[Excerpt from a dataset]
————

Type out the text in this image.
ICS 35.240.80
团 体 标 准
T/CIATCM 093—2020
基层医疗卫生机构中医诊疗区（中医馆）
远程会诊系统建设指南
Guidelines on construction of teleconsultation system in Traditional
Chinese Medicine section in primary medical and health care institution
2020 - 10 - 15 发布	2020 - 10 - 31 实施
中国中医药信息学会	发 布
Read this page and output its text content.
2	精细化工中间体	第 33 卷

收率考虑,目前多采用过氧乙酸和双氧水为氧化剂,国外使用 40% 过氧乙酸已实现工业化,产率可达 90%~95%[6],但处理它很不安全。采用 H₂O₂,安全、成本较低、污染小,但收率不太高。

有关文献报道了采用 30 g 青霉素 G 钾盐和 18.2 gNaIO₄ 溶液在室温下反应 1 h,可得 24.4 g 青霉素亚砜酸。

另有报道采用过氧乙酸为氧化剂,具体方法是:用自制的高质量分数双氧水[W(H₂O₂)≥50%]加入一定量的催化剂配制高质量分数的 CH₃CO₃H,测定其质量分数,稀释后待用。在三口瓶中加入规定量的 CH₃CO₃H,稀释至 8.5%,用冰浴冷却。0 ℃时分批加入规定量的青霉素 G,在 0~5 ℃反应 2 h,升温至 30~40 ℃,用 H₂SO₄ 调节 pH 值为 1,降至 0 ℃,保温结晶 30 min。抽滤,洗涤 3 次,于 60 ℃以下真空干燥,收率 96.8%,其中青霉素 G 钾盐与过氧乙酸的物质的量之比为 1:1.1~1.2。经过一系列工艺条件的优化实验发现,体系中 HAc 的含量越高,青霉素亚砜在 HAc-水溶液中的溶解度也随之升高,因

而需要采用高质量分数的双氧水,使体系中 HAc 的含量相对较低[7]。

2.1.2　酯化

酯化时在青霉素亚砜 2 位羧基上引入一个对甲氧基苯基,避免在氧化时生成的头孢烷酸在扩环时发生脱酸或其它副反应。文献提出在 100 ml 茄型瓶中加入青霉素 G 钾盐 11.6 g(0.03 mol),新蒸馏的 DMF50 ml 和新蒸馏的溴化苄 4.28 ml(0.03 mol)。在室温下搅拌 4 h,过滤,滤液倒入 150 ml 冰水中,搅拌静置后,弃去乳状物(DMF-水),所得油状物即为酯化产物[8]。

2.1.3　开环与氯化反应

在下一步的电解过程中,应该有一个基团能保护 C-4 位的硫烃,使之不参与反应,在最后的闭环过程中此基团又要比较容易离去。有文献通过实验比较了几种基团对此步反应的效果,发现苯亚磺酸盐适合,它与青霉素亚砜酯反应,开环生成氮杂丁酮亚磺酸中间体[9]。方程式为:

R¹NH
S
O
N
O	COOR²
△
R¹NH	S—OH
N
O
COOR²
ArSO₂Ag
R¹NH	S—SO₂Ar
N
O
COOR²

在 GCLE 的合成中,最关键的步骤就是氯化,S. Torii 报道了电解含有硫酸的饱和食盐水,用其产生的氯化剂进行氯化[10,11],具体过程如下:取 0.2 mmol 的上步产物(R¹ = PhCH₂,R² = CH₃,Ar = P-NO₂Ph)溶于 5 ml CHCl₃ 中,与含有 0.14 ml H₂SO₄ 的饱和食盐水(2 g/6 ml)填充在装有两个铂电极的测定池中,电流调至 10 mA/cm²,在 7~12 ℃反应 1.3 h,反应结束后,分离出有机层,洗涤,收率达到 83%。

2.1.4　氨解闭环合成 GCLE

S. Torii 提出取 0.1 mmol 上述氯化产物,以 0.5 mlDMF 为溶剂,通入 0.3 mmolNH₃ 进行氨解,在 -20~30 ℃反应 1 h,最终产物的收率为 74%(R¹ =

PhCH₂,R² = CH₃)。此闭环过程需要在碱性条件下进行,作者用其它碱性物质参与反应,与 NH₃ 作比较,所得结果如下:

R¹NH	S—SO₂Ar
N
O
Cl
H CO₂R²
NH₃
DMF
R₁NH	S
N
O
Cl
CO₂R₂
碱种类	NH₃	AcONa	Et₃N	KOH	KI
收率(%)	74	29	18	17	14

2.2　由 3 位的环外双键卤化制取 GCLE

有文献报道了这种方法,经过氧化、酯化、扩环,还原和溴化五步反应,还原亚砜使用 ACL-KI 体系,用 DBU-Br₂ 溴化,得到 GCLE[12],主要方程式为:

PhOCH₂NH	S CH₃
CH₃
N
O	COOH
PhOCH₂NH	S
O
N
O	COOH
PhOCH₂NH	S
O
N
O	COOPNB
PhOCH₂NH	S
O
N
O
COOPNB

————

• [Do this] Reproduce the data shown above exactly.

• [Finished task]
Type out the text in this image.
ICS 35.240.80
团 体 标 准
T/CIATCM 093—2020
基层医疗卫生机构中医诊疗区（中医馆）
远程会诊系统建设指南
Guidelines on construction of teleconsultation system in Traditional
Chinese Medicine section in primary medical and health care institution
2020 - 10 - 15 发布	2020 - 10 - 31 实施
中国中医药信息学会	发 布
Read this page and output its text content.
2	精细化工中间体	第 33 卷

收率考虑,目前多采用过氧乙酸和双氧水为氧化剂,国外使用 40% 过氧乙酸已实现工业化,产率可达 90%~95%[6],但处理它很不安全。采用 H₂O₂,安全、成本较低、污染小,但收率不太高。

有关文献报道了采用 30 g 青霉素 G 钾盐和 18.2 gNaIO₄ 溶液在室温下反应 1 h,可得 24.4 g 青霉素亚砜酸。

另有报道采用过氧乙酸为氧化剂,具体方法是:用自制的高质量分数双氧水[W(H₂O₂)≥50%]加入一定量的催化剂配制高质量分数的 CH₃CO₃H,测定其质量分数,稀释后待用。在三口瓶中加入规定量的 CH₃CO₃H,稀释至 8.5%,用冰浴冷却。0 ℃时分批加入规定量的青霉素 G,在 0~5 ℃反应 2 h,升温至 30~40 ℃,用 H₂SO₄ 调节 pH 值为 1,降至 0 ℃,保温结晶 30 min。抽滤,洗涤 3 次,于 60 ℃以下真空干燥,收率 96.8%,其中青霉素 G 钾盐与过氧乙酸的物质的量之比为 1:1.1~1.2。经过一系列工艺条件的优化实验发现,体系中 HAc 的含量越高,青霉素亚砜在 HAc-水溶液中的溶解度也随之升高,因

而需要采用高质量分数的双氧水,使体系中 HAc 的含量相对较低[7]。

2.1.2　酯化

酯化时在青霉素亚砜 2 位羧基上引入一个对甲氧基苯基,避免在氧化时生成的头孢烷酸在扩环时发生脱酸或其它副反应。文献提出在 100 ml 茄型瓶中加入青霉素 G 钾盐 11.6 g(0.03 mol),新蒸馏的 DMF50 ml 和新蒸馏的溴化苄 4.28 ml(0.03 mol)。在室温下搅拌 4 h,过滤,滤液倒入 150 ml 冰水中,搅拌静置后,弃去乳状物(DMF-水),所得油状物即为酯化产物[8]。

2.1.3　开环与氯化反应

在下一步的电解过程中,应该有一个基团能保护 C-4 位的硫烃,使之不参与反应,在最后的闭环过程中此基团又要比较容易离去。有文献通过实验比较了几种基团对此步反应的效果,发现苯亚磺酸盐适合,它与青霉素亚砜酯反应,开环生成氮杂丁酮亚磺酸中间体[9]。方程式为:

R¹NH
S
O
N
O	COOR²
△
R¹NH	S—OH
N
O
COOR²
ArSO₂Ag
R¹NH	S—SO₂Ar
N
O
COOR²

在 GCLE 的合成中,最关键的步骤就是氯化,S. Torii 报道了电解含有硫酸的饱和食盐水,用其产生的氯化剂进行氯化[10,11],具体过程如下:取 0.2 mmol 的上步产物(R¹ = PhCH₂,R² = CH₃,Ar = P-NO₂Ph)溶于 5 ml CHCl₃ 中,与含有 0.14 ml H₂SO₄ 的饱和食盐水(2 g/6 ml)填充在装有两个铂电极的测定池中,电流调至 10 mA/cm²,在 7~12 ℃反应 1.3 h,反应结束后,分离出有机层,洗涤,收率达到 83%。

2.1.4　氨解闭环合成 GCLE

S. Torii 提出取 0.1 mmol 上述氯化产物,以 0.5 mlDMF 为溶剂,通入 0.3 mmolNH₃ 进行氨解,在 -20~30 ℃反应 1 h,最终产物的收率为 74%(R¹ =

PhCH₂,R² = CH₃)。此闭环过程需要在碱性条件下进行,作者用其它碱性物质参与反应,与 NH₃ 作比较,所得结果如下:

R¹NH	S—SO₂Ar
N
O
Cl
H CO₂R²
NH₃
DMF
R₁NH	S
N
O
Cl
CO₂R₂
碱种类	NH₃	AcONa	Et₃N	KOH	KI
收率(%)	74	29	18	17	14

2.2　由 3 位的环外双键卤化制取 GCLE

有文献报道了这种方法,经过氧化、酯化、扩环,还原和溴化五步反应,还原亚砜使用 ACL-KI 体系,用 DBU-Br₂ 溴化,得到 GCLE[12],主要方程式为:

PhOCH₂NH	S CH₃
CH₃
N
O	COOH
PhOCH₂NH	S
O
N
O	COOH
PhOCH₂NH	S
O
N
O	COOPNB
PhOCH₂NH	S
O
N
O
COOPNB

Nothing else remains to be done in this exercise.